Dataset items
- - - - - - -

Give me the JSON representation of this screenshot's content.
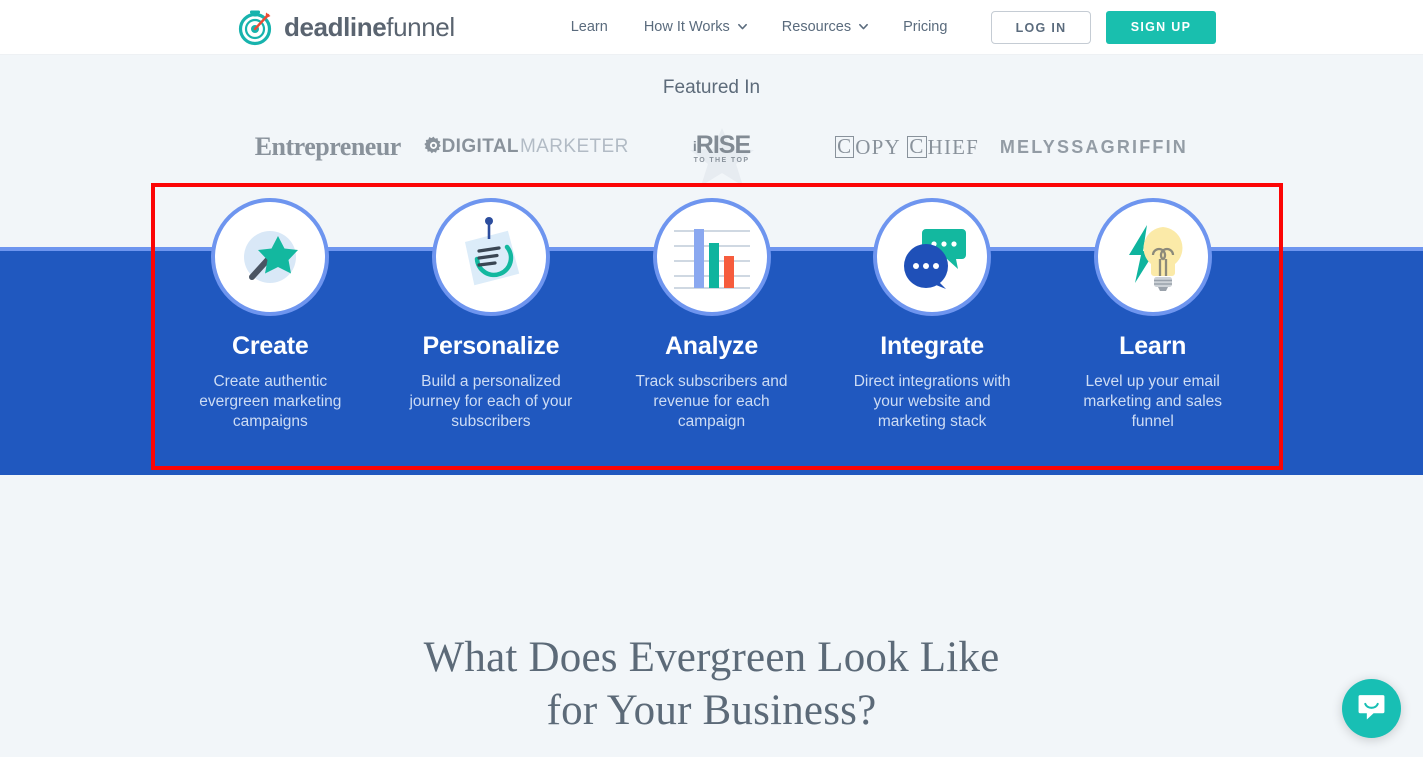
{
  "header": {
    "logo": {
      "icon": "stopwatch-target-icon",
      "text_bold": "deadline",
      "text_light": "funnel"
    },
    "nav": [
      {
        "label": "Learn",
        "has_caret": false
      },
      {
        "label": "How It Works",
        "has_caret": true
      },
      {
        "label": "Resources",
        "has_caret": true
      },
      {
        "label": "Pricing",
        "has_caret": false
      }
    ],
    "login_label": "LOG IN",
    "signup_label": "SIGN UP",
    "signup_color": "#19bfae"
  },
  "featured": {
    "title": "Featured In",
    "logos": [
      {
        "name": "entrepreneur-logo",
        "text": "Entrepreneur"
      },
      {
        "name": "digitalmarketer-logo",
        "text_bold": "DIGITAL",
        "text_light": "MARKETER"
      },
      {
        "name": "rise-to-the-top-logo",
        "text": "RISE",
        "prefix": "i",
        "tagline": "TO THE TOP"
      },
      {
        "name": "copy-chief-logo",
        "word1_first": "C",
        "word1_rest": "OPY",
        "word2_first": "C",
        "word2_rest": "HIEF"
      },
      {
        "name": "melyssa-griffin-logo",
        "text": "MELYSSAGRIFFIN"
      }
    ]
  },
  "band": {
    "background": "#2058bf",
    "top_border": "#6e95ef",
    "highlight_color": "#fc0505"
  },
  "features": [
    {
      "icon": "magic-wand-icon",
      "title": "Create",
      "desc": "Create authentic evergreen marketing campaigns"
    },
    {
      "icon": "pinned-note-icon",
      "title": "Personalize",
      "desc": "Build a personalized journey for each of your subscribers"
    },
    {
      "icon": "bar-chart-icon",
      "title": "Analyze",
      "desc": "Track subscribers and revenue for each campaign"
    },
    {
      "icon": "chat-bubbles-icon",
      "title": "Integrate",
      "desc": "Direct integrations with your website and marketing stack"
    },
    {
      "icon": "lightbulb-bolt-icon",
      "title": "Learn",
      "desc": "Level up your email marketing and sales funnel"
    }
  ],
  "bottom": {
    "headline_line1": "What Does Evergreen Look Like",
    "headline_line2": "for Your Business?"
  },
  "intercom": {
    "icon": "chat-smile-icon",
    "color": "#18bfb4"
  }
}
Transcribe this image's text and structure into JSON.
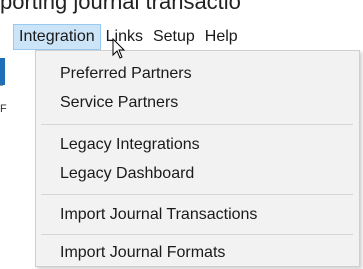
{
  "background": {
    "partial_text": "porting journal transactio"
  },
  "menubar": {
    "items": [
      {
        "label": "Integration",
        "active": true
      },
      {
        "label": "Links"
      },
      {
        "label": "Setup"
      },
      {
        "label": "Help"
      }
    ]
  },
  "left_strip": {
    "letter": "F"
  },
  "dropdown": {
    "items": [
      {
        "label": "Preferred Partners"
      },
      {
        "label": "Service Partners"
      },
      {
        "label": "Legacy Integrations"
      },
      {
        "label": "Legacy Dashboard"
      },
      {
        "label": "Import Journal Transactions"
      },
      {
        "label": "Import Journal Formats"
      }
    ]
  },
  "cursor": {
    "icon": "mouse-pointer-icon"
  },
  "colors": {
    "menu_bg": "#f2f2f2",
    "menubar_highlight": "#cce4f7",
    "accent_blue": "#1e6fb8"
  }
}
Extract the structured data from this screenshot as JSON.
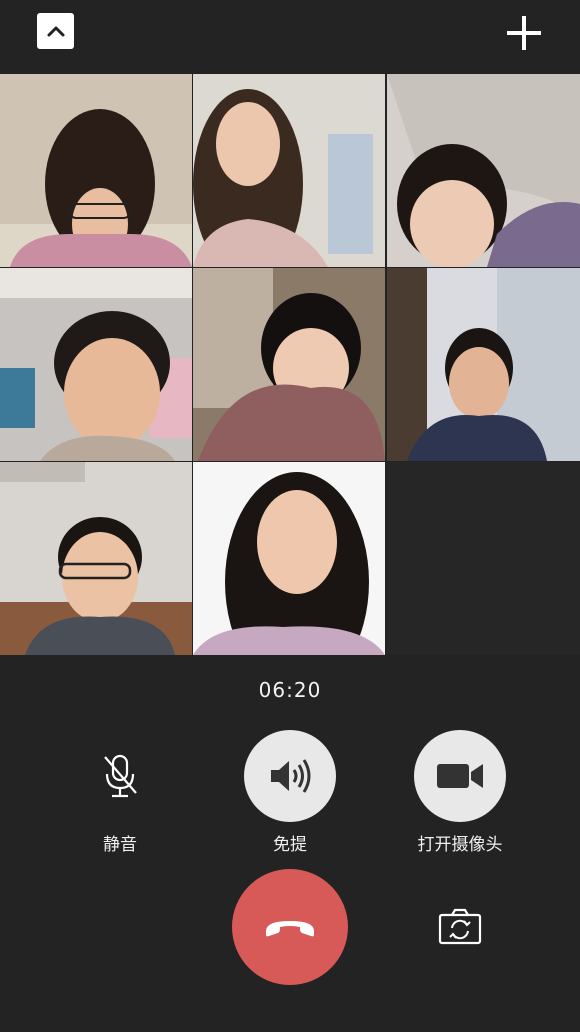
{
  "call": {
    "timer": "06:20",
    "controls": {
      "mute_label": "静音",
      "speaker_label": "免提",
      "camera_label": "打开摄像头"
    }
  },
  "participants": [
    {
      "id": "p1",
      "tile": "woman-pink-glasses"
    },
    {
      "id": "p2",
      "tile": "woman-smiling"
    },
    {
      "id": "p3",
      "tile": "girl-lying"
    },
    {
      "id": "p4",
      "tile": "boy-sweater"
    },
    {
      "id": "p5",
      "tile": "girl-pink-coat"
    },
    {
      "id": "p6",
      "tile": "boy-navy-jacket"
    },
    {
      "id": "p7",
      "tile": "boy-glasses"
    },
    {
      "id": "p8",
      "tile": "woman-long-hair"
    }
  ],
  "colors": {
    "background": "#232323",
    "hangup": "#d75a58",
    "control_circle": "#e8e8e8"
  },
  "icons": [
    "chevron-up-icon",
    "plus-icon",
    "microphone-muted-icon",
    "speaker-icon",
    "video-camera-icon",
    "phone-hangup-icon",
    "switch-camera-icon"
  ]
}
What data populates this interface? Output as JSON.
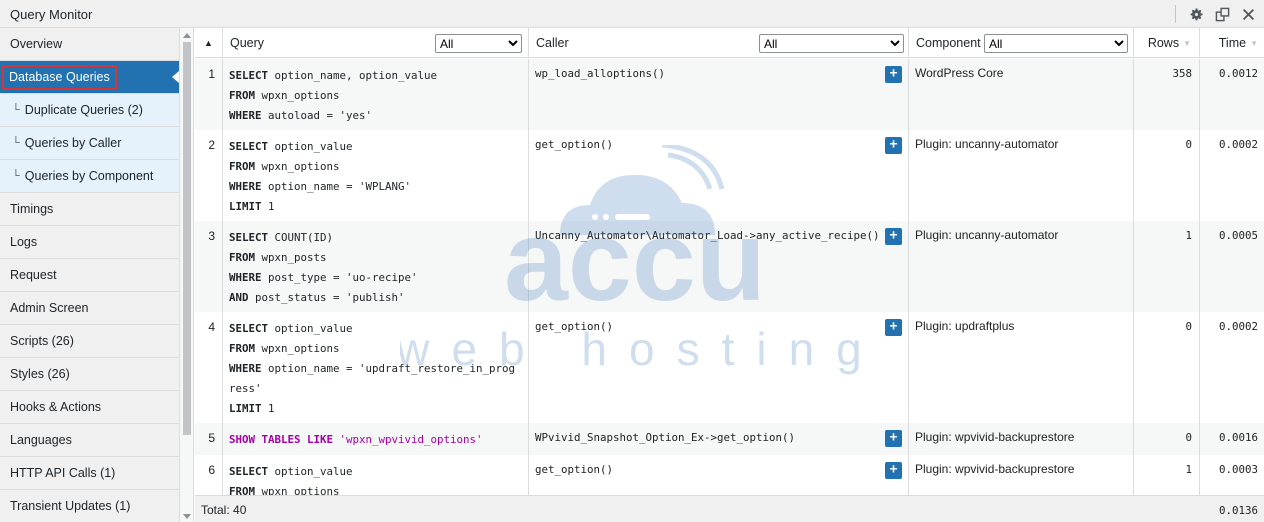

- - - - - - -

WHAT THE TASK REQUIRES: All the records need to be repeated exactly, with the images dropped.

RESULT OF THIS EXERCISE:
Give me the JSON representation of this screenshot's content.
{
  "header": {
    "logo": {
      "icon": "stopwatch-target-icon",
      "text_bold": "deadline",
      "text_light": "funnel"
    },
    "nav": [
      {
        "label": "Learn",
        "has_caret": false
      },
      {
        "label": "How It Works",
        "has_caret": true
      },
      {
        "label": "Resources",
        "has_caret": true
      },
      {
        "label": "Pricing",
        "has_caret": false
      }
    ],
    "login_label": "LOG IN",
    "signup_label": "SIGN UP",
    "signup_color": "#19bfae"
  },
  "featured": {
    "title": "Featured In",
    "logos": [
      {
        "name": "entrepreneur-logo",
        "text": "Entrepreneur"
      },
      {
        "name": "digitalmarketer-logo",
        "text_bold": "DIGITAL",
        "text_light": "MARKETER"
      },
      {
        "name": "rise-to-the-top-logo",
        "text": "RISE",
        "prefix": "i",
        "tagline": "TO THE TOP"
      },
      {
        "name": "copy-chief-logo",
        "word1_first": "C",
        "word1_rest": "OPY",
        "word2_first": "C",
        "word2_rest": "HIEF"
      },
      {
        "name": "melyssa-griffin-logo",
        "text": "MELYSSAGRIFFIN"
      }
    ]
  },
  "band": {
    "background": "#2058bf",
    "top_border": "#6e95ef",
    "highlight_color": "#fc0505"
  },
  "features": [
    {
      "icon": "magic-wand-icon",
      "title": "Create",
      "desc": "Create authentic evergreen marketing campaigns"
    },
    {
      "icon": "pinned-note-icon",
      "title": "Personalize",
      "desc": "Build a personalized journey for each of your subscribers"
    },
    {
      "icon": "bar-chart-icon",
      "title": "Analyze",
      "desc": "Track subscribers and revenue for each campaign"
    },
    {
      "icon": "chat-bubbles-icon",
      "title": "Integrate",
      "desc": "Direct integrations with your website and marketing stack"
    },
    {
      "icon": "lightbulb-bolt-icon",
      "title": "Learn",
      "desc": "Level up your email marketing and sales funnel"
    }
  ],
  "bottom": {
    "headline_line1": "What Does Evergreen Look Like",
    "headline_line2": "for Your Business?"
  },
  "intercom": {
    "icon": "chat-smile-icon",
    "color": "#18bfb4"
  }
}
Transcribe this image's text and structure into JSON.
{
  "background": {
    "partial_text": "porting journal transactio"
  },
  "menubar": {
    "items": [
      {
        "label": "Integration",
        "active": true
      },
      {
        "label": "Links"
      },
      {
        "label": "Setup"
      },
      {
        "label": "Help"
      }
    ]
  },
  "left_strip": {
    "letter": "F"
  },
  "dropdown": {
    "items": [
      {
        "label": "Preferred Partners"
      },
      {
        "label": "Service Partners"
      },
      {
        "label": "Legacy Integrations"
      },
      {
        "label": "Legacy Dashboard"
      },
      {
        "label": "Import Journal Transactions"
      },
      {
        "label": "Import Journal Formats"
      }
    ]
  },
  "cursor": {
    "icon": "mouse-pointer-icon"
  },
  "colors": {
    "menu_bg": "#f2f2f2",
    "menubar_highlight": "#cce4f7",
    "accent_blue": "#1e6fb8"
  }
}
Extract the structured data from this screenshot as JSON.
{
  "call": {
    "timer": "06:20",
    "controls": {
      "mute_label": "静音",
      "speaker_label": "免提",
      "camera_label": "打开摄像头"
    }
  },
  "participants": [
    {
      "id": "p1",
      "tile": "woman-pink-glasses"
    },
    {
      "id": "p2",
      "tile": "woman-smiling"
    },
    {
      "id": "p3",
      "tile": "girl-lying"
    },
    {
      "id": "p4",
      "tile": "boy-sweater"
    },
    {
      "id": "p5",
      "tile": "girl-pink-coat"
    },
    {
      "id": "p6",
      "tile": "boy-navy-jacket"
    },
    {
      "id": "p7",
      "tile": "boy-glasses"
    },
    {
      "id": "p8",
      "tile": "woman-long-hair"
    }
  ],
  "colors": {
    "background": "#232323",
    "hangup": "#d75a58",
    "control_circle": "#e8e8e8"
  },
  "icons": [
    "chevron-up-icon",
    "plus-icon",
    "microphone-muted-icon",
    "speaker-icon",
    "video-camera-icon",
    "phone-hangup-icon",
    "switch-camera-icon"
  ]
}
What data populates this interface? Output as JSON.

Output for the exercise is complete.